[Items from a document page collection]
-- -- --
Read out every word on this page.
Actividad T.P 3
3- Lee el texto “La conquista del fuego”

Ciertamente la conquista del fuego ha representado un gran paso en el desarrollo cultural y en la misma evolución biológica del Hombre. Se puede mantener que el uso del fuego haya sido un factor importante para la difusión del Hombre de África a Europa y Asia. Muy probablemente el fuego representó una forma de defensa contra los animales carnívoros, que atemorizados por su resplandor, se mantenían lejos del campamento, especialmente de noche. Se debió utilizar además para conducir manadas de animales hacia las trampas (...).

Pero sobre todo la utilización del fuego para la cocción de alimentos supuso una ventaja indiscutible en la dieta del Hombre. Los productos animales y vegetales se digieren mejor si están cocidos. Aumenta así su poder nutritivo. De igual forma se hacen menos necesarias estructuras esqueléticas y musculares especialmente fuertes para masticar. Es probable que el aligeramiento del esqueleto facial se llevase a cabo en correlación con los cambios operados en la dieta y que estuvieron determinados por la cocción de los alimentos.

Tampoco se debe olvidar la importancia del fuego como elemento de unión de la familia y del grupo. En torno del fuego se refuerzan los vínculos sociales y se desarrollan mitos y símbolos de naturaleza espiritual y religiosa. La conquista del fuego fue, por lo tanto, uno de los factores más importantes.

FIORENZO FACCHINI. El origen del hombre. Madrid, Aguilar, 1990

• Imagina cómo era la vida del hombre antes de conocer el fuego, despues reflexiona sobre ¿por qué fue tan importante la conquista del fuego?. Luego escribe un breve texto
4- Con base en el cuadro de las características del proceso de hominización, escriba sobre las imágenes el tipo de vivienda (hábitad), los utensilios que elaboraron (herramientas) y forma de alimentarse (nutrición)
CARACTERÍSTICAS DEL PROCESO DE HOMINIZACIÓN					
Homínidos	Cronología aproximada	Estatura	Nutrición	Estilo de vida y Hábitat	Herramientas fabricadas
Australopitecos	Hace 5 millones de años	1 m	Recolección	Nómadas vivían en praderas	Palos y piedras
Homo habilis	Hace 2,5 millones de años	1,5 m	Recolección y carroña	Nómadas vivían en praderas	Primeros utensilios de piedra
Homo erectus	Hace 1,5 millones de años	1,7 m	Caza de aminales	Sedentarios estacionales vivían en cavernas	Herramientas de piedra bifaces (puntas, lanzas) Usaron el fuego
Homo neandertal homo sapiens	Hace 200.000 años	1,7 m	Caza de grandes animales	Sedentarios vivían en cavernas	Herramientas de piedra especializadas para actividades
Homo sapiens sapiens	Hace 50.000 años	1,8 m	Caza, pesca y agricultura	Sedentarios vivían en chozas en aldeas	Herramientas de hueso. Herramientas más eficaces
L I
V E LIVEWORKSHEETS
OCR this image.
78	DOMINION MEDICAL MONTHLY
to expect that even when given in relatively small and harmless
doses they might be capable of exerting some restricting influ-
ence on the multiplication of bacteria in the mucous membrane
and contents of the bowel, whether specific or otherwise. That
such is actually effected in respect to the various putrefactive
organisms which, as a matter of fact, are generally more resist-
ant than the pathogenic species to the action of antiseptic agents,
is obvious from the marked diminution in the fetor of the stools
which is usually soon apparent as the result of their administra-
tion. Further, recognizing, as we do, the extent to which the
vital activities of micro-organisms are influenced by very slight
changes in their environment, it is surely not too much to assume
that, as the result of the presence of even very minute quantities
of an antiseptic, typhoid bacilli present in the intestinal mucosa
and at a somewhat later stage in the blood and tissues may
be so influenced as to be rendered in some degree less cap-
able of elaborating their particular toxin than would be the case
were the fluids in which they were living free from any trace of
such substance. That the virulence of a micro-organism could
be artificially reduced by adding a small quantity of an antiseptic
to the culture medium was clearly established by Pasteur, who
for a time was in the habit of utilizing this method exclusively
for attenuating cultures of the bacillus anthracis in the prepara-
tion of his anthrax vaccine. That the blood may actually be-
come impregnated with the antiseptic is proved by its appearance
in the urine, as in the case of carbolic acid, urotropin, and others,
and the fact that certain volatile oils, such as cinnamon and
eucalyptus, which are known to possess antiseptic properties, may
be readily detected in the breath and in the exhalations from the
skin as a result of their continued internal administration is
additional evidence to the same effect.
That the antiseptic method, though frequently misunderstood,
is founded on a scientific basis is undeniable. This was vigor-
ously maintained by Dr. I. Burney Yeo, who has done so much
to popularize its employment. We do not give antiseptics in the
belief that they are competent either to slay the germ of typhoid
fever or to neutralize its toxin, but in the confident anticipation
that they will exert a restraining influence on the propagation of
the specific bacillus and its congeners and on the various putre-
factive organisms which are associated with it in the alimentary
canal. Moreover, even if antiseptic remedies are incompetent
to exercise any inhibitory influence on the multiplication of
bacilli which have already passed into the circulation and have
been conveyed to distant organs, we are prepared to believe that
-- -- --
_What to produce_
Line by line, reproduce the data exactly.

_Result for this exercise_
Read out every word on this page.
Actividad T.P 3
3- Lee el texto “La conquista del fuego”

Ciertamente la conquista del fuego ha representado un gran paso en el desarrollo cultural y en la misma evolución biológica del Hombre. Se puede mantener que el uso del fuego haya sido un factor importante para la difusión del Hombre de África a Europa y Asia. Muy probablemente el fuego representó una forma de defensa contra los animales carnívoros, que atemorizados por su resplandor, se mantenían lejos del campamento, especialmente de noche. Se debió utilizar además para conducir manadas de animales hacia las trampas (...).

Pero sobre todo la utilización del fuego para la cocción de alimentos supuso una ventaja indiscutible en la dieta del Hombre. Los productos animales y vegetales se digieren mejor si están cocidos. Aumenta así su poder nutritivo. De igual forma se hacen menos necesarias estructuras esqueléticas y musculares especialmente fuertes para masticar. Es probable que el aligeramiento del esqueleto facial se llevase a cabo en correlación con los cambios operados en la dieta y que estuvieron determinados por la cocción de los alimentos.

Tampoco se debe olvidar la importancia del fuego como elemento de unión de la familia y del grupo. En torno del fuego se refuerzan los vínculos sociales y se desarrollan mitos y símbolos de naturaleza espiritual y religiosa. La conquista del fuego fue, por lo tanto, uno de los factores más importantes.

FIORENZO FACCHINI. El origen del hombre. Madrid, Aguilar, 1990

• Imagina cómo era la vida del hombre antes de conocer el fuego, despues reflexiona sobre ¿por qué fue tan importante la conquista del fuego?. Luego escribe un breve texto
4- Con base en el cuadro de las características del proceso de hominización, escriba sobre las imágenes el tipo de vivienda (hábitad), los utensilios que elaboraron (herramientas) y forma de alimentarse (nutrición)
CARACTERÍSTICAS DEL PROCESO DE HOMINIZACIÓN					
Homínidos	Cronología aproximada	Estatura	Nutrición	Estilo de vida y Hábitat	Herramientas fabricadas
Australopitecos	Hace 5 millones de años	1 m	Recolección	Nómadas vivían en praderas	Palos y piedras
Homo habilis	Hace 2,5 millones de años	1,5 m	Recolección y carroña	Nómadas vivían en praderas	Primeros utensilios de piedra
Homo erectus	Hace 1,5 millones de años	1,7 m	Caza de aminales	Sedentarios estacionales vivían en cavernas	Herramientas de piedra bifaces (puntas, lanzas) Usaron el fuego
Homo neandertal homo sapiens	Hace 200.000 años	1,7 m	Caza de grandes animales	Sedentarios vivían en cavernas	Herramientas de piedra especializadas para actividades
Homo sapiens sapiens	Hace 50.000 años	1,8 m	Caza, pesca y agricultura	Sedentarios vivían en chozas en aldeas	Herramientas de hueso. Herramientas más eficaces
L I
V E LIVEWORKSHEETS
OCR this image.
78	DOMINION MEDICAL MONTHLY
to expect that even when given in relatively small and harmless
doses they might be capable of exerting some restricting influ-
ence on the multiplication of bacteria in the mucous membrane
and contents of the bowel, whether specific or otherwise. That
such is actually effected in respect to the various putrefactive
organisms which, as a matter of fact, are generally more resist-
ant than the pathogenic species to the action of antiseptic agents,
is obvious from the marked diminution in the fetor of the stools
which is usually soon apparent as the result of their administra-
tion. Further, recognizing, as we do, the extent to which the
vital activities of micro-organisms are influenced by very slight
changes in their environment, it is surely not too much to assume
that, as the result of the presence of even very minute quantities
of an antiseptic, typhoid bacilli present in the intestinal mucosa
and at a somewhat later stage in the blood and tissues may
be so influenced as to be rendered in some degree less cap-
able of elaborating their particular toxin than would be the case
were the fluids in which they were living free from any trace of
such substance. That the virulence of a micro-organism could
be artificially reduced by adding a small quantity of an antiseptic
to the culture medium was clearly established by Pasteur, who
for a time was in the habit of utilizing this method exclusively
for attenuating cultures of the bacillus anthracis in the prepara-
tion of his anthrax vaccine. That the blood may actually be-
come impregnated with the antiseptic is proved by its appearance
in the urine, as in the case of carbolic acid, urotropin, and others,
and the fact that certain volatile oils, such as cinnamon and
eucalyptus, which are known to possess antiseptic properties, may
be readily detected in the breath and in the exhalations from the
skin as a result of their continued internal administration is
additional evidence to the same effect.
That the antiseptic method, though frequently misunderstood,
is founded on a scientific basis is undeniable. This was vigor-
ously maintained by Dr. I. Burney Yeo, who has done so much
to popularize its employment. We do not give antiseptics in the
belief that they are competent either to slay the germ of typhoid
fever or to neutralize its toxin, but in the confident anticipation
that they will exert a restraining influence on the propagation of
the specific bacillus and its congeners and on the various putre-
factive organisms which are associated with it in the alimentary
canal. Moreover, even if antiseptic remedies are incompetent
to exercise any inhibitory influence on the multiplication of
bacilli which have already passed into the circulation and have
been conveyed to distant organs, we are prepared to believe that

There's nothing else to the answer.